* START The data *

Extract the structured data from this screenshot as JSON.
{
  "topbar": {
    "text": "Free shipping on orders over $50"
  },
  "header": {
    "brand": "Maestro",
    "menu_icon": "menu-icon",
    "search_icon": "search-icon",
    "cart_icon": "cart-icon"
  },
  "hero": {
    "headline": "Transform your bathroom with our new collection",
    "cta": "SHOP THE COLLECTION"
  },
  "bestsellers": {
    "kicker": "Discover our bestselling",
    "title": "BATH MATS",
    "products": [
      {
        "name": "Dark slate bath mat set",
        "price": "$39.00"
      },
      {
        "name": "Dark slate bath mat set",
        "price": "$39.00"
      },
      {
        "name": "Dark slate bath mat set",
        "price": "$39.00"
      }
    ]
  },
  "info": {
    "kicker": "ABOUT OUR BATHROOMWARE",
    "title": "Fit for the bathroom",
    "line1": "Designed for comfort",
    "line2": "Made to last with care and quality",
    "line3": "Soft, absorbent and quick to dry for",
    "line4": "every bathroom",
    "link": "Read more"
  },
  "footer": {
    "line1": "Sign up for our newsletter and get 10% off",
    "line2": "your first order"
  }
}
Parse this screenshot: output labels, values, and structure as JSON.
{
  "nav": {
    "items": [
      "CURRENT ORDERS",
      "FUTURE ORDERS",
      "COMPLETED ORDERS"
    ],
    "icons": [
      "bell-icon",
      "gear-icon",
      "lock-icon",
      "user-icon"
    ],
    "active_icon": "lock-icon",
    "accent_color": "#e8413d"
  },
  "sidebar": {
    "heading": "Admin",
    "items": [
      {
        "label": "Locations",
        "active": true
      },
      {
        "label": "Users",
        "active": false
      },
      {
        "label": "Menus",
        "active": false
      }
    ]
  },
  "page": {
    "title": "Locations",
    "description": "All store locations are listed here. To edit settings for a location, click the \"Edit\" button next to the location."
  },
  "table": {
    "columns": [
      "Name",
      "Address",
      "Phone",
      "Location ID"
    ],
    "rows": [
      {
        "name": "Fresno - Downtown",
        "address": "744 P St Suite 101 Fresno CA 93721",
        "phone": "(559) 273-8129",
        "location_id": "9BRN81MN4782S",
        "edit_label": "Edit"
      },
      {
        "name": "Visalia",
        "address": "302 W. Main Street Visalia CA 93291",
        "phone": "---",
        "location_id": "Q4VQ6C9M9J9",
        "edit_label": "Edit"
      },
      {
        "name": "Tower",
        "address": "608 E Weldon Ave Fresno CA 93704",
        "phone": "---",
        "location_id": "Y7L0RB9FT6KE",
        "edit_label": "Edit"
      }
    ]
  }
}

* END The data *

• **Task details**
Give back exactly the lines from the one containing "Parse this screenshot: output" to the end of the material, both ends included.

• **The solution**
Parse this screenshot: output labels, values, and structure as JSON.
{
  "nav": {
    "items": [
      "CURRENT ORDERS",
      "FUTURE ORDERS",
      "COMPLETED ORDERS"
    ],
    "icons": [
      "bell-icon",
      "gear-icon",
      "lock-icon",
      "user-icon"
    ],
    "active_icon": "lock-icon",
    "accent_color": "#e8413d"
  },
  "sidebar": {
    "heading": "Admin",
    "items": [
      {
        "label": "Locations",
        "active": true
      },
      {
        "label": "Users",
        "active": false
      },
      {
        "label": "Menus",
        "active": false
      }
    ]
  },
  "page": {
    "title": "Locations",
    "description": "All store locations are listed here. To edit settings for a location, click the \"Edit\" button next to the location."
  },
  "table": {
    "columns": [
      "Name",
      "Address",
      "Phone",
      "Location ID"
    ],
    "rows": [
      {
        "name": "Fresno - Downtown",
        "address": "744 P St Suite 101 Fresno CA 93721",
        "phone": "(559) 273-8129",
        "location_id": "9BRN81MN4782S",
        "edit_label": "Edit"
      },
      {
        "name": "Visalia",
        "address": "302 W. Main Street Visalia CA 93291",
        "phone": "---",
        "location_id": "Q4VQ6C9M9J9",
        "edit_label": "Edit"
      },
      {
        "name": "Tower",
        "address": "608 E Weldon Ave Fresno CA 93704",
        "phone": "---",
        "location_id": "Y7L0RB9FT6KE",
        "edit_label": "Edit"
      }
    ]
  }
}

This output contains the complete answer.